*Your instructions*:
Output the rows starting with the line that contains "marker-predicted xyxy=(162,451,174,463)" and going on through the line that contains "y-tick-label: 40 xyxy=(628,817,638,833)" as a Markdown table with the columns Row and Line, numbering each row and leaving out any blank lines.

[Listings of boxed layout items]

:::::

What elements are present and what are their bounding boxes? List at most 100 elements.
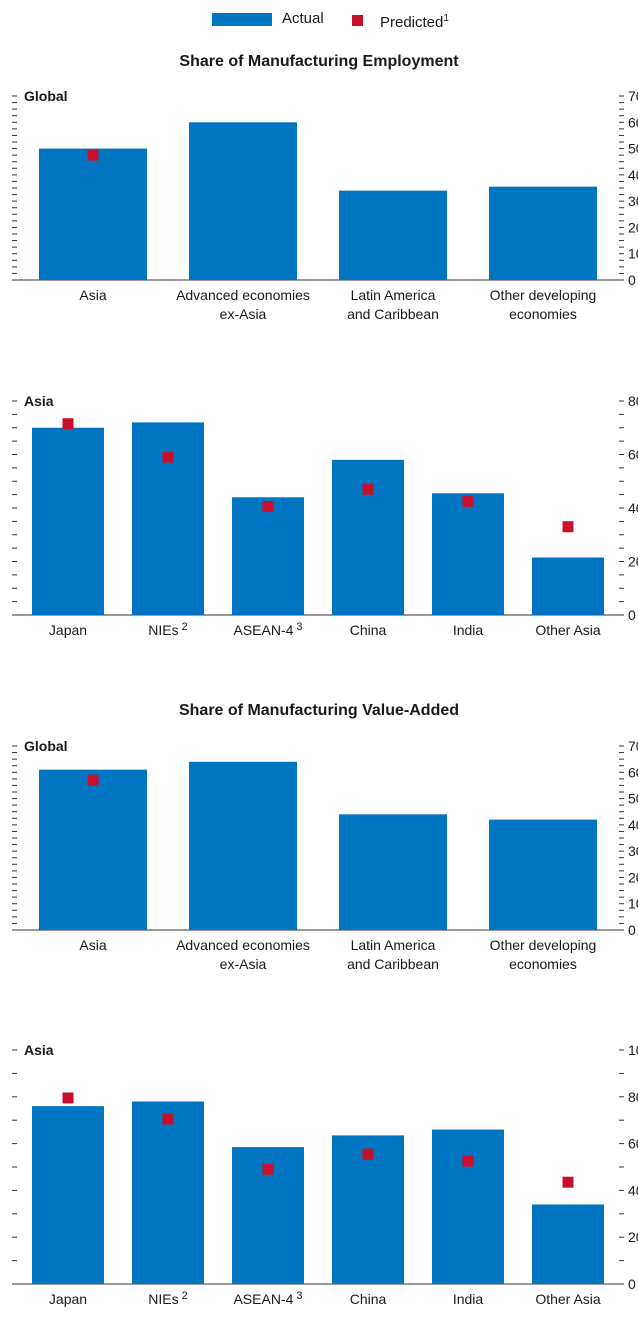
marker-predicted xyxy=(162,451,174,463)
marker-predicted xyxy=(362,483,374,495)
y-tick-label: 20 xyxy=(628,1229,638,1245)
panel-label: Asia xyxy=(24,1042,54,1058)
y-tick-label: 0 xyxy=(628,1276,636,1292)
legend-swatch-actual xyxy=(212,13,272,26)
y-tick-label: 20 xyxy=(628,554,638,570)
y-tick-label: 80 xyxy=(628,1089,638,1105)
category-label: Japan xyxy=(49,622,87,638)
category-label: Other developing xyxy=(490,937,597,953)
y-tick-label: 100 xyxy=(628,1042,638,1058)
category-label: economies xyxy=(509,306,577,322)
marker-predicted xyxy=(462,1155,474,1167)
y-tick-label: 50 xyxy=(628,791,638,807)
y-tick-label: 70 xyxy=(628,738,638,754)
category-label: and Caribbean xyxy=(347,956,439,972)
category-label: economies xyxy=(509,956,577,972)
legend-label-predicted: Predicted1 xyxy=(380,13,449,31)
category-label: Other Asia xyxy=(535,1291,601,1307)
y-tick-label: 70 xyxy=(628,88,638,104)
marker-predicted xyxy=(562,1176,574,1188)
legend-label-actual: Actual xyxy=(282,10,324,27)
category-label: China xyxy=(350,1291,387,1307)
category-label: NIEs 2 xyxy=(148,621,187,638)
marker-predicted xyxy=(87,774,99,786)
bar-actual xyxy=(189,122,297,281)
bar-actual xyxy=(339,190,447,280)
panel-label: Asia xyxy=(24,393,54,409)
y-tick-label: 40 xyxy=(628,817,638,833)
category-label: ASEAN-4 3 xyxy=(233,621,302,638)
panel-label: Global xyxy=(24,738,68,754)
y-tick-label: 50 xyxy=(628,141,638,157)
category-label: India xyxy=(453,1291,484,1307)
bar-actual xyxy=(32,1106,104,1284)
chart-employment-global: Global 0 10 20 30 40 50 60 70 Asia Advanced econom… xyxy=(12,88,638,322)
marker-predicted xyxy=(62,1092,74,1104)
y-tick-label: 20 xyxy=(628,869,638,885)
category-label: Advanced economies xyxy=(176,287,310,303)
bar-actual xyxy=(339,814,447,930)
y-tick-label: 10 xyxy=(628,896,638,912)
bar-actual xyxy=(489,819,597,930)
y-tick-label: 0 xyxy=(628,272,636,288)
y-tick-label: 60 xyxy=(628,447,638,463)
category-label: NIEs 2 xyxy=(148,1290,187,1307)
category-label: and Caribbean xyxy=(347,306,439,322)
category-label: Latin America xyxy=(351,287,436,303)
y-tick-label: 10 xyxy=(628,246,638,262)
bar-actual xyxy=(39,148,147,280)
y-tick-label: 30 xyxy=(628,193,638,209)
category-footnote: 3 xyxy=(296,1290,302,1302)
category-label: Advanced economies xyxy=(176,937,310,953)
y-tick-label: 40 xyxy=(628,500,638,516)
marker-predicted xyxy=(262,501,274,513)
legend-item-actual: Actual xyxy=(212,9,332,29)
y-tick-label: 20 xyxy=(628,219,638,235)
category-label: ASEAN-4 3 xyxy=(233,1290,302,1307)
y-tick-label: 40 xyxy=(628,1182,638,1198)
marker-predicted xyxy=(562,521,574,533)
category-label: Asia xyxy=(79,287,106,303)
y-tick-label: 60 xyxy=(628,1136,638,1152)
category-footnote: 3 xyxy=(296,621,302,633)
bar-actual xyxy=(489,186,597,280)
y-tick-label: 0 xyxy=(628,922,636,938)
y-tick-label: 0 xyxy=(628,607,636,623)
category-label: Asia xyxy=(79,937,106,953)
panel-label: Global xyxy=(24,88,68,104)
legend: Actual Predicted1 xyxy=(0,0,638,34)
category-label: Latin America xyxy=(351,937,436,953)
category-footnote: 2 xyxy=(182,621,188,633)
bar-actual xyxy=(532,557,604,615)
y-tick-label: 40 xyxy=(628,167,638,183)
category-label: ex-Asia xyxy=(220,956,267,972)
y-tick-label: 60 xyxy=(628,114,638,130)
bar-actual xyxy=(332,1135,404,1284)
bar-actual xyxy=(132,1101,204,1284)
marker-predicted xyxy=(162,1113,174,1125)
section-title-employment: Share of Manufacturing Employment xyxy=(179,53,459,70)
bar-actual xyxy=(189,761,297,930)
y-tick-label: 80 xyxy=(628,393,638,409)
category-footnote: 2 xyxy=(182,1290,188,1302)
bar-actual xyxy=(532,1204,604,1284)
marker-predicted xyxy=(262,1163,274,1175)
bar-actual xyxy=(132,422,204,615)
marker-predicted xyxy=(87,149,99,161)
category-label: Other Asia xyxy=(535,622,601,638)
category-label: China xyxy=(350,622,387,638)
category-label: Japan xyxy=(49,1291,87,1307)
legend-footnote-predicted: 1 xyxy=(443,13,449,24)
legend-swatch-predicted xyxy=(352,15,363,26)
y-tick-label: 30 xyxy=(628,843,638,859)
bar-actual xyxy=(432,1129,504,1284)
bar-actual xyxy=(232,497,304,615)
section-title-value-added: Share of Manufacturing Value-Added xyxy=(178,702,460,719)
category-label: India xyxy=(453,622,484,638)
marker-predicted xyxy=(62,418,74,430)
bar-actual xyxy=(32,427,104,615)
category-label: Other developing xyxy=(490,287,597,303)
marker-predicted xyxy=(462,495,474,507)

:::::

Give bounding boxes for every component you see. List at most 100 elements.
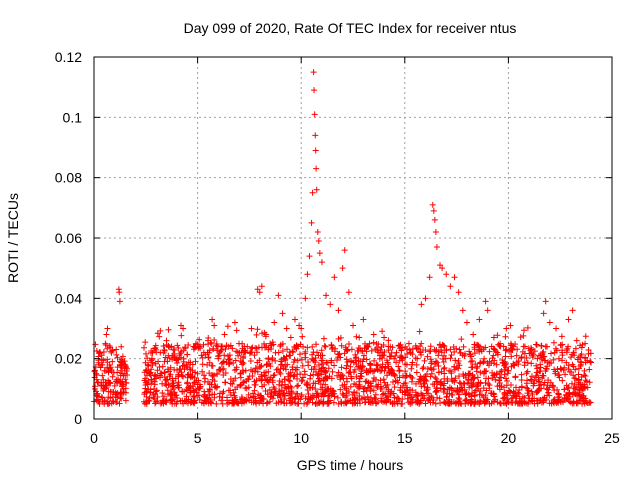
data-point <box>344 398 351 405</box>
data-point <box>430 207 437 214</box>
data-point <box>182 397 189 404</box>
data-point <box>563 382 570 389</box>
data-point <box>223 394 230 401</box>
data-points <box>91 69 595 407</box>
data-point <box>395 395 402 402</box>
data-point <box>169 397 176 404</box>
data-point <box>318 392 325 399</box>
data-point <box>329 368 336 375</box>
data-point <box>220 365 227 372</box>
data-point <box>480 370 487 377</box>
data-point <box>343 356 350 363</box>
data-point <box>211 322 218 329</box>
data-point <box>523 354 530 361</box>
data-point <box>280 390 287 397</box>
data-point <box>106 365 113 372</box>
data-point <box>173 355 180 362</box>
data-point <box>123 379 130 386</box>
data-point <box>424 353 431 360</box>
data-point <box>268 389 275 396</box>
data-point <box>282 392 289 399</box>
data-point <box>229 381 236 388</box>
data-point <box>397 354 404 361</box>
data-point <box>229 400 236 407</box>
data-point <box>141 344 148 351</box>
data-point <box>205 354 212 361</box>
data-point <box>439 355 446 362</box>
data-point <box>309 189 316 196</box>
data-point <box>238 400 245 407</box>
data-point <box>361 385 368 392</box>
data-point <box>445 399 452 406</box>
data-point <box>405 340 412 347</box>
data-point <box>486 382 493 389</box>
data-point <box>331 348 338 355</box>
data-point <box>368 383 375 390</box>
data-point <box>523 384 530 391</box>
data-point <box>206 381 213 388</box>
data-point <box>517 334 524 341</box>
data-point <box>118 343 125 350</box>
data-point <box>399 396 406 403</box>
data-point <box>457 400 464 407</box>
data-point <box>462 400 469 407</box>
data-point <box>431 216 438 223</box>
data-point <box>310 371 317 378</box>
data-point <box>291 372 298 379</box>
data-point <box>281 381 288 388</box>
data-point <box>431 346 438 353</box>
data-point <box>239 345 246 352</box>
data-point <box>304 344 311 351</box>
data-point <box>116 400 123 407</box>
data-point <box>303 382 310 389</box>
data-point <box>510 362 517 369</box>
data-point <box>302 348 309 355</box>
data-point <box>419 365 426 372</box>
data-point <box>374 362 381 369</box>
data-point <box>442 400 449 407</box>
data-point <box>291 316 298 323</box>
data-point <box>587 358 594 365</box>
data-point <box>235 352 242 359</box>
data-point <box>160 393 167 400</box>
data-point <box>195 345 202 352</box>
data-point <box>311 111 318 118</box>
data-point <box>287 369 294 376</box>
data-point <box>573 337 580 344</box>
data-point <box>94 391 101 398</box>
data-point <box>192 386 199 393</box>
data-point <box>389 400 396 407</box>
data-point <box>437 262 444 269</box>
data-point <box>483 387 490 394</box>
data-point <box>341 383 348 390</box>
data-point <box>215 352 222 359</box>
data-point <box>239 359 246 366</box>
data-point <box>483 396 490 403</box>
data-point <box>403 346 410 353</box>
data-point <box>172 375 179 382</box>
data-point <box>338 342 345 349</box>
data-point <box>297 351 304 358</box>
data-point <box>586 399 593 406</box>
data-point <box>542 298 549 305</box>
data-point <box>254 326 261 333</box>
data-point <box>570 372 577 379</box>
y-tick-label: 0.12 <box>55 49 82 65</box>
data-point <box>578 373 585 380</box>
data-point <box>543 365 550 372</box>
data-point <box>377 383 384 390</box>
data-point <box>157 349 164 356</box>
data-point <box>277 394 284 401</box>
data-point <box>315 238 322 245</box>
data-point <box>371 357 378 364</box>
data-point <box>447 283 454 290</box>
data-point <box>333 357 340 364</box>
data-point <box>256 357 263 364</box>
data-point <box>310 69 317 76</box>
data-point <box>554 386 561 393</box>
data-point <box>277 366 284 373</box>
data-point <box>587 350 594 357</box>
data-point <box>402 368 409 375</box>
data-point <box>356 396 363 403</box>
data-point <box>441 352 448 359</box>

:::::

*Full solution*:
| Row | Line |
|---|---|
| 1 | marker-predicted xyxy=(162,451,174,463) |
| 2 | marker-predicted xyxy=(362,483,374,495) |
| 3 | y-tick-label: 20 xyxy=(628,1229,638,1245) |
| 4 | panel-label: Asia xyxy=(24,1042,54,1058) |
| 5 | y-tick-label: 0 xyxy=(628,1276,636,1292) |
| 6 | legend-swatch-actual xyxy=(212,13,272,26) |
| 7 | y-tick-label: 20 xyxy=(628,554,638,570) |
| 8 | y-tick-label: 80 xyxy=(628,1089,638,1105) |
| 9 | category-label: Japan xyxy=(49,622,87,638) |
| 10 | category-label: Other developing xyxy=(490,937,597,953) |
| 11 | y-tick-label: 100 xyxy=(628,1042,638,1058) |
| 12 | category-label: economies xyxy=(509,306,577,322) |
| 13 | marker-predicted xyxy=(462,1155,474,1167) |
| 14 | y-tick-label: 50 xyxy=(628,791,638,807) |
| 15 | y-tick-label: 70 xyxy=(628,738,638,754) |
| 16 | category-label: and Caribbean xyxy=(347,956,439,972) |
| 17 | category-label: economies xyxy=(509,956,577,972) |
| 18 | legend-label-predicted: Predicted1 xyxy=(380,13,449,31) |
| 19 | category-label: Other Asia xyxy=(535,1291,601,1307) |
| 20 | y-tick-label: 70 xyxy=(628,88,638,104) |
| 21 | marker-predicted xyxy=(562,1176,574,1188) |
| 22 | legend-label-actual: Actual xyxy=(282,10,324,27) |
| 23 | category-label: China xyxy=(350,1291,387,1307) |
| 24 | category-label: NIEs 2 xyxy=(148,621,187,638) |
| 25 | marker-predicted xyxy=(87,774,99,786) |
| 26 | bar-actual xyxy=(189,122,297,281) |
| 27 | bar-actual xyxy=(339,190,447,280) |
| 28 | panel-label: Asia xyxy=(24,393,54,409) |
| 29 | y-tick-label: 40 xyxy=(628,817,638,833) |